Request
Scan the entries below and extract each line with the word "title" in it.

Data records
"""

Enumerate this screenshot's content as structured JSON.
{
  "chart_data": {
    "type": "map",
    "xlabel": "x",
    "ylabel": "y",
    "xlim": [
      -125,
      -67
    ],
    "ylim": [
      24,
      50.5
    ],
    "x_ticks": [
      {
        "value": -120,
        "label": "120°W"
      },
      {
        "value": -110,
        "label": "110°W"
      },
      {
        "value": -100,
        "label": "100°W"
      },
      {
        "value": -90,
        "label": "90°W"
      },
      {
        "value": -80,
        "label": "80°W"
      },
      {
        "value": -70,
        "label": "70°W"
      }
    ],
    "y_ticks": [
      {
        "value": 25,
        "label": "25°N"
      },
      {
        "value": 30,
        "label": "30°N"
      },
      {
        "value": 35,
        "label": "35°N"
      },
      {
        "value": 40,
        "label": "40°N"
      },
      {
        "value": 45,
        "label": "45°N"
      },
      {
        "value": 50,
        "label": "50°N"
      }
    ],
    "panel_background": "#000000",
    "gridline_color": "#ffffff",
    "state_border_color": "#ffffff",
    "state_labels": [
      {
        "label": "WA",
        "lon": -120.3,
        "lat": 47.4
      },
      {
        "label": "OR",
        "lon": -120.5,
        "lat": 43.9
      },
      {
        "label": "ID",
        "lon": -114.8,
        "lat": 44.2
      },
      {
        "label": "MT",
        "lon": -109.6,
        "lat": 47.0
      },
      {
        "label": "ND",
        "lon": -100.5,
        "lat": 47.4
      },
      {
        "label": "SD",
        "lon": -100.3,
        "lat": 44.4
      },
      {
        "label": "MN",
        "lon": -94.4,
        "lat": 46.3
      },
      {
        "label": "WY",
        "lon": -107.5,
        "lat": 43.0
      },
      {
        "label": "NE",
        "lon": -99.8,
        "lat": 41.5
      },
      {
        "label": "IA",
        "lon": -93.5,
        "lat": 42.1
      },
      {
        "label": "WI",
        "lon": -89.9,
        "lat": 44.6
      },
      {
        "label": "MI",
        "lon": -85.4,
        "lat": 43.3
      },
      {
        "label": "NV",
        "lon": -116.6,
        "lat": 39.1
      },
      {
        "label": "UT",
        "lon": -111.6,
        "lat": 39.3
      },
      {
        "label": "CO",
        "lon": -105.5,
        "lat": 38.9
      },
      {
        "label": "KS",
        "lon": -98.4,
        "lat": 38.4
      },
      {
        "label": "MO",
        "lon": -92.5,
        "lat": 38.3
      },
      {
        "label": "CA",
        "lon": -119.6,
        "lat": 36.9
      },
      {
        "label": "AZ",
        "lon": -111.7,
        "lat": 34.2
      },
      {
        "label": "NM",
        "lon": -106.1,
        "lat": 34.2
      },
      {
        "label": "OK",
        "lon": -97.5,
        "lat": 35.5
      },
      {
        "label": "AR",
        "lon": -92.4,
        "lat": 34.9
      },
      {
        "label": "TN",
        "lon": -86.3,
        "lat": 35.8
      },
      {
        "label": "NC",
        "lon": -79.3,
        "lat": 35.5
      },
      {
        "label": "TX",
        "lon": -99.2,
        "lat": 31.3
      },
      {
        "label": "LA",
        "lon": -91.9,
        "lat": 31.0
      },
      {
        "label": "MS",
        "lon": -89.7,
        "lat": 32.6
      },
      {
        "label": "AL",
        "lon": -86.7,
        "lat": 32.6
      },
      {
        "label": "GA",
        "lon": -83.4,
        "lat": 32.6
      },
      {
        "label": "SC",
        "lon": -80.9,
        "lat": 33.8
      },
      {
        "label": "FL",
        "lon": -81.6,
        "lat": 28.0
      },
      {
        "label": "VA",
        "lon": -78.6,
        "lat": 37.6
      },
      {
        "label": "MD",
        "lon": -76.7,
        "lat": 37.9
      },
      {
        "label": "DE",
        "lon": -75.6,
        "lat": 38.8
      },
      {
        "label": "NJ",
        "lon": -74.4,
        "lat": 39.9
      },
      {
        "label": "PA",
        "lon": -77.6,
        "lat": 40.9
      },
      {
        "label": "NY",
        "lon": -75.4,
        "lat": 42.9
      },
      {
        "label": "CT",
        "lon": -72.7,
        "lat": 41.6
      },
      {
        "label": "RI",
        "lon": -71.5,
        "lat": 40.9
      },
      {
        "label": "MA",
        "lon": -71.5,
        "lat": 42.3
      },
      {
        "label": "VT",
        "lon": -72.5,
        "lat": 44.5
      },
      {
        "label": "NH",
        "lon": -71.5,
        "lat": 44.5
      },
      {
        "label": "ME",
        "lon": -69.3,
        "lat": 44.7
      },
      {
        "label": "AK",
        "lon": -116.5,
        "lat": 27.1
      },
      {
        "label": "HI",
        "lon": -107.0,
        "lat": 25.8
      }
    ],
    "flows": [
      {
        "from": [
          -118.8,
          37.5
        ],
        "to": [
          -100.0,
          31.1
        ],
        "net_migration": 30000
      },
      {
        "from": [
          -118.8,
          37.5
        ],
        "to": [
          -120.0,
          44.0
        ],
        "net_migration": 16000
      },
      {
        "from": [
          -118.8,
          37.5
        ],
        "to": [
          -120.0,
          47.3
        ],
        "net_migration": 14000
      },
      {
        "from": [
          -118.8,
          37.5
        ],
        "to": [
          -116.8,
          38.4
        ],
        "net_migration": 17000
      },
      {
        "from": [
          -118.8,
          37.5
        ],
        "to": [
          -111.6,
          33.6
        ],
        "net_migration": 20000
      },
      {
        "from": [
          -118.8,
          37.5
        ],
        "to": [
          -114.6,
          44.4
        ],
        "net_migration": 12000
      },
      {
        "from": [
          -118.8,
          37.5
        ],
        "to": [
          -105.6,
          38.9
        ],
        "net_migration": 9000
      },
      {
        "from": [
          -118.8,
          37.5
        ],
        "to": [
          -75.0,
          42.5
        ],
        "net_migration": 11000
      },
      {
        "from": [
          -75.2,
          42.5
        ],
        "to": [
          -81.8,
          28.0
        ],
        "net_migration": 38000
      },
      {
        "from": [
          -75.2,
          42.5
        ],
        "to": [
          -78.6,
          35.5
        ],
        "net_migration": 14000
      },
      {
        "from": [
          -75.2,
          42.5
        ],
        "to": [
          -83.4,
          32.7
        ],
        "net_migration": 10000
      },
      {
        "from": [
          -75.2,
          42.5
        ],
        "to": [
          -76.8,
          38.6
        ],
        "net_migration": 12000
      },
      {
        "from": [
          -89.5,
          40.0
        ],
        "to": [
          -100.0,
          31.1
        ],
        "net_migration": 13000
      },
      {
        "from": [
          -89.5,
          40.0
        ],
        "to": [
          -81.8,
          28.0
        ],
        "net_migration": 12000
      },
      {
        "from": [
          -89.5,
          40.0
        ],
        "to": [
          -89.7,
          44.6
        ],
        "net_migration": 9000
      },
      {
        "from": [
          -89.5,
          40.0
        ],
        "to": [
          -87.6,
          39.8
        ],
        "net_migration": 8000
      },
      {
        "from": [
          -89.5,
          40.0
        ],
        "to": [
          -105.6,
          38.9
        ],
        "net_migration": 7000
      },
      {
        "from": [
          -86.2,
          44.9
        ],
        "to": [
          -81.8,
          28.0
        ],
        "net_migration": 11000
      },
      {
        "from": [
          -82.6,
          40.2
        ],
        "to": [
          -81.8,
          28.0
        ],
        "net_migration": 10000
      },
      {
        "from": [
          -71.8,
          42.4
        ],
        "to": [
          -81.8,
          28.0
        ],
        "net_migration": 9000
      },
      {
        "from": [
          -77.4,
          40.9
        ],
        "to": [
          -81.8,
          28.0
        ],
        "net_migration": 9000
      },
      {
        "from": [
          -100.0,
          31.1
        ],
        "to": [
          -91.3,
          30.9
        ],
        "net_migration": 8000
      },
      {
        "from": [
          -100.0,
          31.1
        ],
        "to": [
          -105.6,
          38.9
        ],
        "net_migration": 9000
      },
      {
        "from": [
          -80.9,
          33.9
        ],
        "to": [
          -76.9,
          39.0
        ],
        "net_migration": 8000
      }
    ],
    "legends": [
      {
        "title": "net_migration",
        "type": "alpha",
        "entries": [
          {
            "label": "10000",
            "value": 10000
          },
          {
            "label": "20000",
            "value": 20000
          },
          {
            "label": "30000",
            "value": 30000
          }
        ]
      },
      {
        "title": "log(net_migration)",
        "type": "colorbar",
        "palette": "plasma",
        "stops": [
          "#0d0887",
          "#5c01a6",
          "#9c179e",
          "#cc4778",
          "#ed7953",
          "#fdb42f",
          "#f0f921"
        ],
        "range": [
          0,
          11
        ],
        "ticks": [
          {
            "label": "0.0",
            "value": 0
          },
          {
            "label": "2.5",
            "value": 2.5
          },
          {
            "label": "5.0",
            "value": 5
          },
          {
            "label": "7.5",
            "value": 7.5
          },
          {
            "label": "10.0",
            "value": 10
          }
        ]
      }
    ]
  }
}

"""

Task output
        "title": "net_migration",
        "title": "log(net_migration)",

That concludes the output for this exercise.